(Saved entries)

* Start *

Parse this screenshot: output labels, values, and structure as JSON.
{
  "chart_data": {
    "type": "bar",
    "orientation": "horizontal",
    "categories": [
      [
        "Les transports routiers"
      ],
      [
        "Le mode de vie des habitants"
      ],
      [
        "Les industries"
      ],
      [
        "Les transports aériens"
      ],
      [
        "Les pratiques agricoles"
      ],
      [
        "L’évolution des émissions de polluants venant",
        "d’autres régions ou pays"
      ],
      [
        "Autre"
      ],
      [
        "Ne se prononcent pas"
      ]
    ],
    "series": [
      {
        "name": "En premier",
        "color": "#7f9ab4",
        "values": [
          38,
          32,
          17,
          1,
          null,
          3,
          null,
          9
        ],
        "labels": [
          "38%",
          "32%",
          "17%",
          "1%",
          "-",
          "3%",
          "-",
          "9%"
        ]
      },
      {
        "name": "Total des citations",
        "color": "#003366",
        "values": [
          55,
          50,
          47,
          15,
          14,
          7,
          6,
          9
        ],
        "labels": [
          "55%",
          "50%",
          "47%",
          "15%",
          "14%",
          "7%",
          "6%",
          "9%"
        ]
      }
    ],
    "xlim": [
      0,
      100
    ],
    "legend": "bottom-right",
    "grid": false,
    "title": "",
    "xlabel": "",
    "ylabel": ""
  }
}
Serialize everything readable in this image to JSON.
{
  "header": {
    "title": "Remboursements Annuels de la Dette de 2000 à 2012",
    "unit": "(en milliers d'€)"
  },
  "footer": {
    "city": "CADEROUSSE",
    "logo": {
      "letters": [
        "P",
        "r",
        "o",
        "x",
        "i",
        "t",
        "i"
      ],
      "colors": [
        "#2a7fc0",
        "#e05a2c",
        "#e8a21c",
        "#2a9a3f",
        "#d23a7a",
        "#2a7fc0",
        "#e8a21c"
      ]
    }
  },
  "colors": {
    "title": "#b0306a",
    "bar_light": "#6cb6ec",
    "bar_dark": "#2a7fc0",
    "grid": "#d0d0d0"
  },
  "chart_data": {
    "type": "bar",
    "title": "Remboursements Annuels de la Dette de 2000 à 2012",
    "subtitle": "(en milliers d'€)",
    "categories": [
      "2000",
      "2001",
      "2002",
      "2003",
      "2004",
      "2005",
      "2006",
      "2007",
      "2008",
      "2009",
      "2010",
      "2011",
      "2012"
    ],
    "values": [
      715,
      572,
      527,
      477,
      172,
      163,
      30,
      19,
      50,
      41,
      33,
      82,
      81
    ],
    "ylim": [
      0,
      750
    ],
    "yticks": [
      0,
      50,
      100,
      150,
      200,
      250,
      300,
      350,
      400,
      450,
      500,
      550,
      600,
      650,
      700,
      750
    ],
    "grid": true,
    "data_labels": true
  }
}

* End *

Collect every line from the records above that contains the word "values".

Parse this screenshot: output labels, values, and structure as JSON.
        "values": [
        "values": [
    "values": [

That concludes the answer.